# The problem
Select every line containing the word "JSON" from the material, and copy those lines.

— start —

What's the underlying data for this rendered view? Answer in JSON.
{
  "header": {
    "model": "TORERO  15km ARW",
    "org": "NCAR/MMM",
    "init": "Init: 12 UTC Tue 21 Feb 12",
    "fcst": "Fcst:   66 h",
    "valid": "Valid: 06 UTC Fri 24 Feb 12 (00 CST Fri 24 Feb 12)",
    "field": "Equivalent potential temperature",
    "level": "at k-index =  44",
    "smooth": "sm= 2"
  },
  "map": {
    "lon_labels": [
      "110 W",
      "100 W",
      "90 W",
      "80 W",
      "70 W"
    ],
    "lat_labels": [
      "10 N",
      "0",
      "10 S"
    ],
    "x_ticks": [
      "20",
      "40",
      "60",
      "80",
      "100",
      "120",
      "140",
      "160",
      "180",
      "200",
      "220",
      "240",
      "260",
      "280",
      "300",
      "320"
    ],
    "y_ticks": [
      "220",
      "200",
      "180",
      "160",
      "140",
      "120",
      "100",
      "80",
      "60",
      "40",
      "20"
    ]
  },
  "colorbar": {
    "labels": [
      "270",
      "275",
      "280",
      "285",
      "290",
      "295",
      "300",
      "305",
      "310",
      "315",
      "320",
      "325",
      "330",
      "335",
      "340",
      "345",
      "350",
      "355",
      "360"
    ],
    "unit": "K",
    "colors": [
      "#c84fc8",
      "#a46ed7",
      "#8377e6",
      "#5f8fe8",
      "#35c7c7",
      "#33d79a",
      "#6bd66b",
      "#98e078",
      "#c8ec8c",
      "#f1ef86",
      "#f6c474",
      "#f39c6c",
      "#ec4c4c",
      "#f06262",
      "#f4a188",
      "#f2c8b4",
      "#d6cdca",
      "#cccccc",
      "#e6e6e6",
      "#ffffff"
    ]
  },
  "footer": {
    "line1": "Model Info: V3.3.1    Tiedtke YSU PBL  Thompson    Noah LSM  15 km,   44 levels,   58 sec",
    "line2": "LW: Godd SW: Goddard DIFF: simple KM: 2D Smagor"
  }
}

— end —
— start —

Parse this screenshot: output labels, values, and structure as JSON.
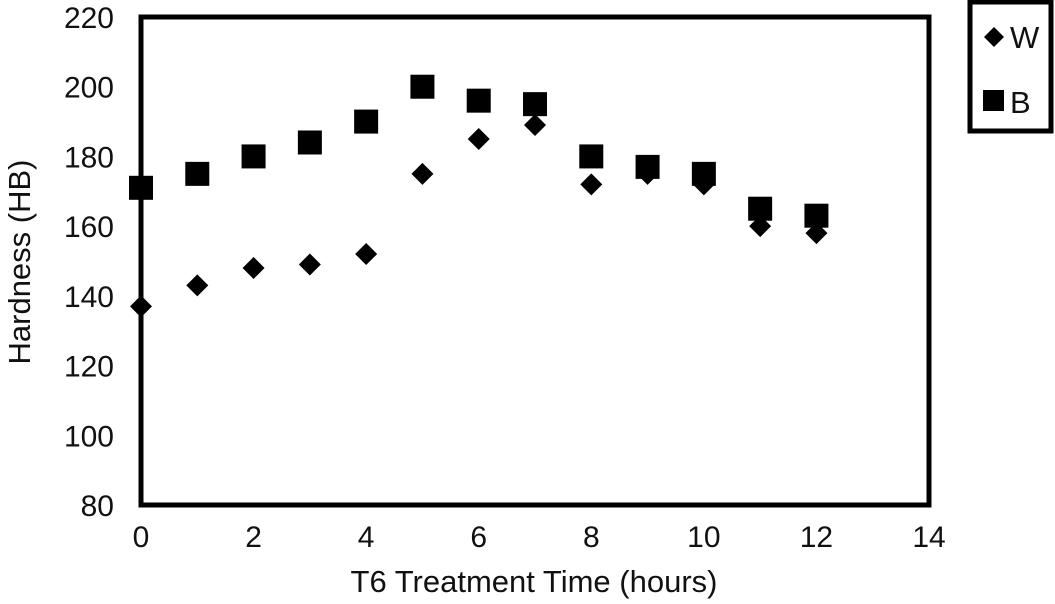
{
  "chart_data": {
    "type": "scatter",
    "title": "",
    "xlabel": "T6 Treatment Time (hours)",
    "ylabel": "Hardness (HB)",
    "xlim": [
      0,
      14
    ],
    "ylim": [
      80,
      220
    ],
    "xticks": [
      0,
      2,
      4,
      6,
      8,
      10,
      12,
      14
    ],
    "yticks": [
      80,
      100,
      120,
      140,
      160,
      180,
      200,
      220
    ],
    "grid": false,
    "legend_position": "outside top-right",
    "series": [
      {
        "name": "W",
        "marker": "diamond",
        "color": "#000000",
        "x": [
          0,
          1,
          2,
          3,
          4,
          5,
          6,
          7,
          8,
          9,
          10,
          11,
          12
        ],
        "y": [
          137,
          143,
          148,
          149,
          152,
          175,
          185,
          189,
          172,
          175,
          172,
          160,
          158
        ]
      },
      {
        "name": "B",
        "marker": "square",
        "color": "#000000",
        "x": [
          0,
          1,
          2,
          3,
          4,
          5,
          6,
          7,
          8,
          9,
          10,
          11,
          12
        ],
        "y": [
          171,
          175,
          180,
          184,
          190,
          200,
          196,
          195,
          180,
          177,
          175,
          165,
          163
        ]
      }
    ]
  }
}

— end —

# Result of the task
What's the underlying data for this rendered view? Answer in JSON.
Parse this screenshot: output labels, values, and structure as JSON.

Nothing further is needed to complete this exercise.